Instructions for the task:
Check every line below for the word "profile" and copy the ones that have it.

§ §

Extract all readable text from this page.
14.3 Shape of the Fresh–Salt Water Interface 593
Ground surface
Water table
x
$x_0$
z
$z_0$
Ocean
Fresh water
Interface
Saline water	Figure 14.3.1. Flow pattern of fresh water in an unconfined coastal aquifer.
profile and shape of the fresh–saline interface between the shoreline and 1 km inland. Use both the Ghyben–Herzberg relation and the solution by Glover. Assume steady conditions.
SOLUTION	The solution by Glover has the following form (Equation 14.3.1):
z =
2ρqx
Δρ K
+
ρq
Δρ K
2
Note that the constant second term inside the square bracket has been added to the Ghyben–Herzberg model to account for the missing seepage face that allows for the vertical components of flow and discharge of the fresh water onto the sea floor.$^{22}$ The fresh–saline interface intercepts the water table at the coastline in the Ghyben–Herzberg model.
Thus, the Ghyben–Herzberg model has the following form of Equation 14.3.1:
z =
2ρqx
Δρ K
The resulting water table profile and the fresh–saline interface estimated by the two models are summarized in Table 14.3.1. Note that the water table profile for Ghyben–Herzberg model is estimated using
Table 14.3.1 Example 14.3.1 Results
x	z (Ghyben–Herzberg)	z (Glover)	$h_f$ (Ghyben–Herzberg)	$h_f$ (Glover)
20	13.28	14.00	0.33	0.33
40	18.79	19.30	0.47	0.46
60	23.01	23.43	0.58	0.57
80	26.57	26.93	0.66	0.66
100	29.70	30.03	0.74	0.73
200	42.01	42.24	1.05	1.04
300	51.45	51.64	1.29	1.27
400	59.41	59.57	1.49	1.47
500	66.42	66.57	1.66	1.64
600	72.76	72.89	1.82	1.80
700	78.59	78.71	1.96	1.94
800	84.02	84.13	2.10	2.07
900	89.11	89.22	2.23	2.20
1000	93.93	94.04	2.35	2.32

§ §

Full solution:
profile and shape of the fresh–saline interface between the shoreline and 1 km inland. Use both the Ghyben–Herzberg relation and the solution by Glover. Assume steady conditions.
The resulting water table profile and the fresh–saline interface estimated by the two models are summarized in Table 14.3.1. Note that the water table profile for Ghyben–Herzberg model is estimated using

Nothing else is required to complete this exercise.